[begin Stored rows]

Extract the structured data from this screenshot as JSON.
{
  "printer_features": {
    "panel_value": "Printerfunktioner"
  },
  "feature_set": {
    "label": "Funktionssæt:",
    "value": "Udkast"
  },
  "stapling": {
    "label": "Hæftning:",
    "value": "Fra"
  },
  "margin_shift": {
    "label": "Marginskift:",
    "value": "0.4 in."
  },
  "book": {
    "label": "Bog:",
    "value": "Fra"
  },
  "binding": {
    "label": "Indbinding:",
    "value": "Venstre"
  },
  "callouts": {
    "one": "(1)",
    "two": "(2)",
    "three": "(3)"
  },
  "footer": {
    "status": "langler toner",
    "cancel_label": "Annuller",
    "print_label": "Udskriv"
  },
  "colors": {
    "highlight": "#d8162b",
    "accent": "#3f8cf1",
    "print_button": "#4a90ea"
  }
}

[end Stored rows]

» **Stated task**
Produce a verbatim transcription of the entries above.

» **Correct answer**
Extract the structured data from this screenshot as JSON.
{
  "printer_features": {
    "panel_value": "Printerfunktioner"
  },
  "feature_set": {
    "label": "Funktionssæt:",
    "value": "Udkast"
  },
  "stapling": {
    "label": "Hæftning:",
    "value": "Fra"
  },
  "margin_shift": {
    "label": "Marginskift:",
    "value": "0.4 in."
  },
  "book": {
    "label": "Bog:",
    "value": "Fra"
  },
  "binding": {
    "label": "Indbinding:",
    "value": "Venstre"
  },
  "callouts": {
    "one": "(1)",
    "two": "(2)",
    "three": "(3)"
  },
  "footer": {
    "status": "langler toner",
    "cancel_label": "Annuller",
    "print_label": "Udskriv"
  },
  "colors": {
    "highlight": "#d8162b",
    "accent": "#3f8cf1",
    "print_button": "#4a90ea"
  }
}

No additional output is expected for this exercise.